> Exercise instructions
Repeat the material exactly, leaving nothing out.
==*==
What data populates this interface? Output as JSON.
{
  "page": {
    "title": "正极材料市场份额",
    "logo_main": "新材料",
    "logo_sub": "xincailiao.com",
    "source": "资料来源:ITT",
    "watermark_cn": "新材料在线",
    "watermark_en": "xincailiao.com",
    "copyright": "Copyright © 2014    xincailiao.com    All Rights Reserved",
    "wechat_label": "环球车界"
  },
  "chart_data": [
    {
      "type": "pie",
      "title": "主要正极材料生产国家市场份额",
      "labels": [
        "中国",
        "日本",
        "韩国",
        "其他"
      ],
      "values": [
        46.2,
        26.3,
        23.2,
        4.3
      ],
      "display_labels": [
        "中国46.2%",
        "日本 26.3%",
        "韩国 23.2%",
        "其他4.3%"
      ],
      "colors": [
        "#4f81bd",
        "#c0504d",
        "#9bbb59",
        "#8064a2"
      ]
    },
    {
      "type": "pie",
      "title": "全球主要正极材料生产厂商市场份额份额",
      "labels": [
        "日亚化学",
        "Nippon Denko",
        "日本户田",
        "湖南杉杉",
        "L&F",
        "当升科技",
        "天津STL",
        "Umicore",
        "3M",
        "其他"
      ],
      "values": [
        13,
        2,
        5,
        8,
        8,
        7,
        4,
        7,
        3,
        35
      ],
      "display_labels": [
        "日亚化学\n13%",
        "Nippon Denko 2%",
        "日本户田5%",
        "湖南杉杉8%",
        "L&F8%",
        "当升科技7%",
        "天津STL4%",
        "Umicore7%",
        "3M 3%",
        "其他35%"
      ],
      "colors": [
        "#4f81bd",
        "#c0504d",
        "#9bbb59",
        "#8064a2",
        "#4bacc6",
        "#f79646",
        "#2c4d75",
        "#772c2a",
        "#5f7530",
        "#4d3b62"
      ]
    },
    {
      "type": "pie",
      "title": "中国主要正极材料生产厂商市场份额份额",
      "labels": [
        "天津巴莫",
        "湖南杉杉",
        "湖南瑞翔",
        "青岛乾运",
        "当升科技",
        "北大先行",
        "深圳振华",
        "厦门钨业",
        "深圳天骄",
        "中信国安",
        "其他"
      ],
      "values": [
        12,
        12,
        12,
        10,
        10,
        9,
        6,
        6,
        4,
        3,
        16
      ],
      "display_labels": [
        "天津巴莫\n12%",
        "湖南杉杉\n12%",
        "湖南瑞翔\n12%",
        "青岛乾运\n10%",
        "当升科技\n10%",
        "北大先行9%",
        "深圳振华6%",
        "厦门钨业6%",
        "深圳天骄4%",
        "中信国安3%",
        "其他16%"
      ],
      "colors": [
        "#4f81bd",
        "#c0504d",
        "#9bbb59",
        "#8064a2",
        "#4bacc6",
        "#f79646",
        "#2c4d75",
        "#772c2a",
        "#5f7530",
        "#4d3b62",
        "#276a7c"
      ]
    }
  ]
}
==*==
> Full answer
What data populates this interface? Output as JSON.
{
  "page": {
    "title": "正极材料市场份额",
    "logo_main": "新材料",
    "logo_sub": "xincailiao.com",
    "source": "资料来源:ITT",
    "watermark_cn": "新材料在线",
    "watermark_en": "xincailiao.com",
    "copyright": "Copyright © 2014    xincailiao.com    All Rights Reserved",
    "wechat_label": "环球车界"
  },
  "chart_data": [
    {
      "type": "pie",
      "title": "主要正极材料生产国家市场份额",
      "labels": [
        "中国",
        "日本",
        "韩国",
        "其他"
      ],
      "values": [
        46.2,
        26.3,
        23.2,
        4.3
      ],
      "display_labels": [
        "中国46.2%",
        "日本 26.3%",
        "韩国 23.2%",
        "其他4.3%"
      ],
      "colors": [
        "#4f81bd",
        "#c0504d",
        "#9bbb59",
        "#8064a2"
      ]
    },
    {
      "type": "pie",
      "title": "全球主要正极材料生产厂商市场份额份额",
      "labels": [
        "日亚化学",
        "Nippon Denko",
        "日本户田",
        "湖南杉杉",
        "L&F",
        "当升科技",
        "天津STL",
        "Umicore",
        "3M",
        "其他"
      ],
      "values": [
        13,
        2,
        5,
        8,
        8,
        7,
        4,
        7,
        3,
        35
      ],
      "display_labels": [
        "日亚化学\n13%",
        "Nippon Denko 2%",
        "日本户田5%",
        "湖南杉杉8%",
        "L&F8%",
        "当升科技7%",
        "天津STL4%",
        "Umicore7%",
        "3M 3%",
        "其他35%"
      ],
      "colors": [
        "#4f81bd",
        "#c0504d",
        "#9bbb59",
        "#8064a2",
        "#4bacc6",
        "#f79646",
        "#2c4d75",
        "#772c2a",
        "#5f7530",
        "#4d3b62"
      ]
    },
    {
      "type": "pie",
      "title": "中国主要正极材料生产厂商市场份额份额",
      "labels": [
        "天津巴莫",
        "湖南杉杉",
        "湖南瑞翔",
        "青岛乾运",
        "当升科技",
        "北大先行",
        "深圳振华",
        "厦门钨业",
        "深圳天骄",
        "中信国安",
        "其他"
      ],
      "values": [
        12,
        12,
        12,
        10,
        10,
        9,
        6,
        6,
        4,
        3,
        16
      ],
      "display_labels": [
        "天津巴莫\n12%",
        "湖南杉杉\n12%",
        "湖南瑞翔\n12%",
        "青岛乾运\n10%",
        "当升科技\n10%",
        "北大先行9%",
        "深圳振华6%",
        "厦门钨业6%",
        "深圳天骄4%",
        "中信国安3%",
        "其他16%"
      ],
      "colors": [
        "#4f81bd",
        "#c0504d",
        "#9bbb59",
        "#8064a2",
        "#4bacc6",
        "#f79646",
        "#2c4d75",
        "#772c2a",
        "#5f7530",
        "#4d3b62",
        "#276a7c"
      ]
    }
  ]
}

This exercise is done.